(Collected data entries)
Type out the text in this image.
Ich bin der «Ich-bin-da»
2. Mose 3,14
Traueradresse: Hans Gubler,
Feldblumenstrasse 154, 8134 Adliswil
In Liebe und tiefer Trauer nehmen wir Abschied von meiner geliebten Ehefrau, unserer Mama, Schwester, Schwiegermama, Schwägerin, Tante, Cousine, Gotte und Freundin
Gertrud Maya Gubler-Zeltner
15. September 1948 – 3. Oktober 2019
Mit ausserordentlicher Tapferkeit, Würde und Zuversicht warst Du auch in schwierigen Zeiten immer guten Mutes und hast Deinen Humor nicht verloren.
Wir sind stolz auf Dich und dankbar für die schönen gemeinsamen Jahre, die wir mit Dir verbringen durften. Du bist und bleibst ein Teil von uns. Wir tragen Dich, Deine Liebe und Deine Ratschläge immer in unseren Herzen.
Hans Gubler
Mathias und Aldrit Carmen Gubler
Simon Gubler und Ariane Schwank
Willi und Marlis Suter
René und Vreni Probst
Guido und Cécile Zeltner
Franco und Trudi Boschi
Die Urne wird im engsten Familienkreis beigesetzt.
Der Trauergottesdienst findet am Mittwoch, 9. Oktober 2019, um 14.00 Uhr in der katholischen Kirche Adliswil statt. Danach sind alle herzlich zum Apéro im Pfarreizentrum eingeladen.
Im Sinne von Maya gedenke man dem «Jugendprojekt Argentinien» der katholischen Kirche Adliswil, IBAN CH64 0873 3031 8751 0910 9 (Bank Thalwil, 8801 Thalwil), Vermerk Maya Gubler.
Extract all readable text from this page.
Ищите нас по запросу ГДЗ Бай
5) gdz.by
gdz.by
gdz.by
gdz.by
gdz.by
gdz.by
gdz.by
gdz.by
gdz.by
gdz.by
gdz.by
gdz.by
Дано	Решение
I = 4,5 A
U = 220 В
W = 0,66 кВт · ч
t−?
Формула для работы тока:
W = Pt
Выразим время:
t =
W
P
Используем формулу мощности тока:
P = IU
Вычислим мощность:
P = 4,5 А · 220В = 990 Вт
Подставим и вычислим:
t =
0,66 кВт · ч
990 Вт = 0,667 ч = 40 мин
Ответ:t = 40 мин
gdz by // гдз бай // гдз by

- EXERCISE BRIEF -
All lines from the one containing "Extract all readable text from this page." through the end of the records, both ends included, are to be quoted exactly; please add nothing else.

- WORKED SOLUTION -
Extract all readable text from this page.
Ищите нас по запросу ГДЗ Бай
5) gdz.by
gdz.by
gdz.by
gdz.by
gdz.by
gdz.by
gdz.by
gdz.by
gdz.by
gdz.by
gdz.by
gdz.by
Дано	Решение
I = 4,5 A
U = 220 В
W = 0,66 кВт · ч
t−?
Формула для работы тока:
W = Pt
Выразим время:
t =
W
P
Используем формулу мощности тока:
P = IU
Вычислим мощность:
P = 4,5 А · 220В = 990 Вт
Подставим и вычислим:
t =
0,66 кВт · ч
990 Вт = 0,667 ч = 40 мин
Ответ:t = 40 мин
gdz by // гдз бай // гдз by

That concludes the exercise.